*Extracted information*:
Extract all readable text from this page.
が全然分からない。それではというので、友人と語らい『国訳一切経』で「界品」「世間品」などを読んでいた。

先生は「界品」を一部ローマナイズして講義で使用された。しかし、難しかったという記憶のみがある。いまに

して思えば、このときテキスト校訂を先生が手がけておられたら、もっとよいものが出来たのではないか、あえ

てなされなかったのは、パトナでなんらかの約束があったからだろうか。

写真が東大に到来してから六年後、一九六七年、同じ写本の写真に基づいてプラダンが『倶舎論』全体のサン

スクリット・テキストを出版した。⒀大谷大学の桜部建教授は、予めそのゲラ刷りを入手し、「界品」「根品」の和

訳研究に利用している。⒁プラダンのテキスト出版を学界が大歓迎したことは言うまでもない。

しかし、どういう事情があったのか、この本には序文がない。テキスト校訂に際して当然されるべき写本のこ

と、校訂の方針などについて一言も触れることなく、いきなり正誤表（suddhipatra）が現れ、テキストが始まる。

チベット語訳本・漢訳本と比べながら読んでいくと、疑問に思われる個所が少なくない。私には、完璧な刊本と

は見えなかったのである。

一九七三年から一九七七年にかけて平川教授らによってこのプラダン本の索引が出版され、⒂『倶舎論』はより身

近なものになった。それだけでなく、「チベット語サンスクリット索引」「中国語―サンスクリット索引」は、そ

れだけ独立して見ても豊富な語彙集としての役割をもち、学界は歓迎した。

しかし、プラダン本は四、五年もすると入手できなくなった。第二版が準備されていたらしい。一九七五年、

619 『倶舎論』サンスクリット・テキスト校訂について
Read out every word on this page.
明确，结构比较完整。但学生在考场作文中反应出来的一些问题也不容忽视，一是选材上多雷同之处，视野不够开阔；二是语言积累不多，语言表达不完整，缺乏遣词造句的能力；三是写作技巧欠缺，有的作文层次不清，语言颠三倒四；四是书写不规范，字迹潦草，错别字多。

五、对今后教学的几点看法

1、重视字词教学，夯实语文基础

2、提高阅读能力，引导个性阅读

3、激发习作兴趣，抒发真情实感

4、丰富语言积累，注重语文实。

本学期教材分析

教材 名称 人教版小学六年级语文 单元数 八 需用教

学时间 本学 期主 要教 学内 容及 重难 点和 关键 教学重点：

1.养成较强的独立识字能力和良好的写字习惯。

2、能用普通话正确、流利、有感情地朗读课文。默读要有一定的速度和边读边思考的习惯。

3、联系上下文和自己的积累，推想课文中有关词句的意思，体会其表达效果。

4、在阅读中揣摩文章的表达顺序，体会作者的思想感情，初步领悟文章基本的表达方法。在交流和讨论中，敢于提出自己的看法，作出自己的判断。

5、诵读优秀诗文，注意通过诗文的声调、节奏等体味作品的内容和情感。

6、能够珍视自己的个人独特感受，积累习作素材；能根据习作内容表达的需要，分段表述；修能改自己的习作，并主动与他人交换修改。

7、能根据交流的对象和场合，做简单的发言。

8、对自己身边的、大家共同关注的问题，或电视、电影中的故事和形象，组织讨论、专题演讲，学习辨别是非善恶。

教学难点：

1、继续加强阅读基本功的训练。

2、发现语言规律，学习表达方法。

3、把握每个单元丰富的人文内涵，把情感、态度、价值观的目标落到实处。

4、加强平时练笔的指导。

*Exercise objective*: Scan the records for the string "this". Copy each line in which it appears.

*Task solution*:
Extract all readable text from this page.
Read out every word on this page.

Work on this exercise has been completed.